In the listing that follows, how many lines contain the string "content"? Provide only the number.

Figure record extracts:

┌────────

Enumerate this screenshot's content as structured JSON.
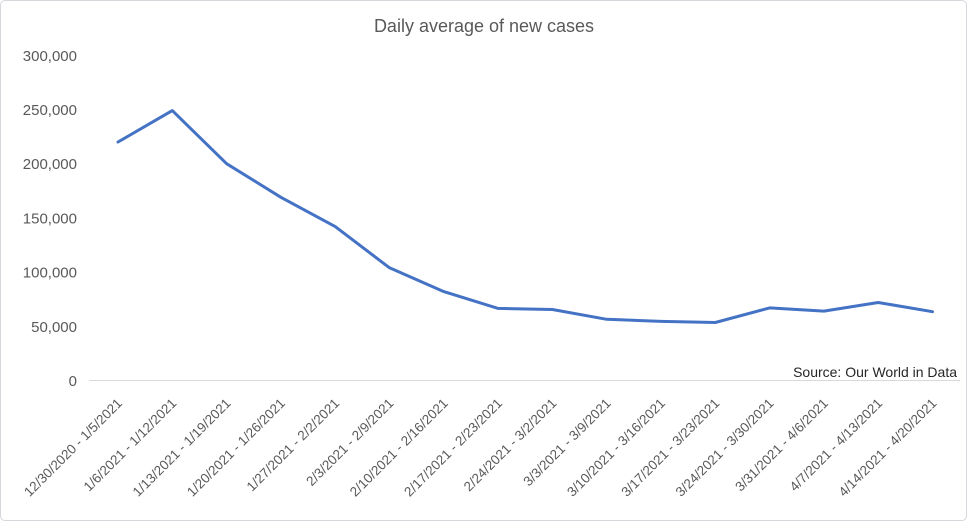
{
  "chart": {
    "title": "Daily average of new cases",
    "source_note": "Source: Our World in Data"
  },
  "chart_data": {
    "type": "line",
    "title": "Daily average of new cases",
    "categories": [
      "12/30/2020 - 1/5/2021",
      "1/6/2021 - 1/12/2021",
      "1/13/2021 - 1/19/2021",
      "1/20/2021 - 1/26/2021",
      "1/27/2021 - 2/2/2021",
      "2/3/2021 - 2/9/2021",
      "2/10/2021 - 2/16/2021",
      "2/17/2021 - 2/23/2021",
      "2/24/2021 - 3/2/2021",
      "3/3/2021 - 3/9/2021",
      "3/10/2021 - 3/16/2021",
      "3/17/2021 - 3/23/2021",
      "3/24/2021 - 3/30/2021",
      "3/31/2021 - 4/6/2021",
      "4/7/2021 - 4/13/2021",
      "4/14/2021 - 4/20/2021"
    ],
    "values": [
      220000,
      249000,
      200000,
      169000,
      142000,
      104000,
      82000,
      66500,
      65500,
      56500,
      54500,
      53500,
      67000,
      64000,
      72000,
      63500
    ],
    "xlabel": "",
    "ylabel": "",
    "ylim": [
      0,
      300000
    ],
    "ytick_step": 50000,
    "ytick_labels": [
      "0",
      "50,000",
      "100,000",
      "150,000",
      "200,000",
      "250,000",
      "300,000"
    ],
    "grid": false,
    "legend": false,
    "annotation": "Source: Our World in Data",
    "line_color": "#4472C4",
    "axis_color": "#D9D9D9",
    "text_color": "#595959",
    "annotation_color": "#262626"
  }
}
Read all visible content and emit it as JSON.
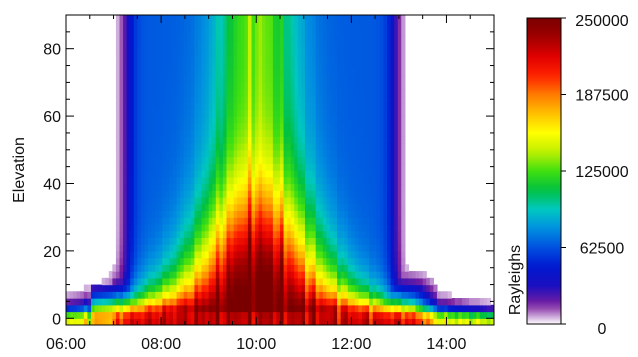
{
  "chart_data": {
    "type": "heatmap",
    "title": "",
    "xlabel": "",
    "ylabel": "Elevation",
    "colorbar_label": "Rayleighs",
    "x_unit": "time of day (hours)",
    "xlim": [
      6.0,
      15.0
    ],
    "ylim": [
      -2,
      90
    ],
    "x_ticks": [
      {
        "value": 6,
        "label": "06:00"
      },
      {
        "value": 8,
        "label": "08:00"
      },
      {
        "value": 10,
        "label": "10:00"
      },
      {
        "value": 12,
        "label": "12:00"
      },
      {
        "value": 14,
        "label": "14:00"
      }
    ],
    "y_ticks": [
      {
        "value": 0,
        "label": "0"
      },
      {
        "value": 20,
        "label": "20"
      },
      {
        "value": 40,
        "label": "40"
      },
      {
        "value": 60,
        "label": "60"
      },
      {
        "value": 80,
        "label": "80"
      }
    ],
    "colorbar": {
      "min": 0,
      "max": 250000,
      "ticks": [
        {
          "value": 0,
          "label": "0"
        },
        {
          "value": 62500,
          "label": "62500"
        },
        {
          "value": 125000,
          "label": "125000"
        },
        {
          "value": 187500,
          "label": "187500"
        },
        {
          "value": 250000,
          "label": "250000"
        }
      ],
      "colormap": [
        "#ffffff",
        "#7a1f9e",
        "#1a0fc0",
        "#0018d0",
        "#0050e0",
        "#0090e0",
        "#00c8c0",
        "#00c040",
        "#40e010",
        "#c0f000",
        "#ffff00",
        "#ffc000",
        "#ff7a00",
        "#ff2000",
        "#e00000",
        "#a00000",
        "#7a0000"
      ]
    },
    "grid": false,
    "data_summary": {
      "emission_onset": 6.5,
      "emission_end": 13.8,
      "peak_time": 10.0,
      "peak_elevation": 6,
      "peak_value": 250000
    }
  }
}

└────────

**Complete response**: 2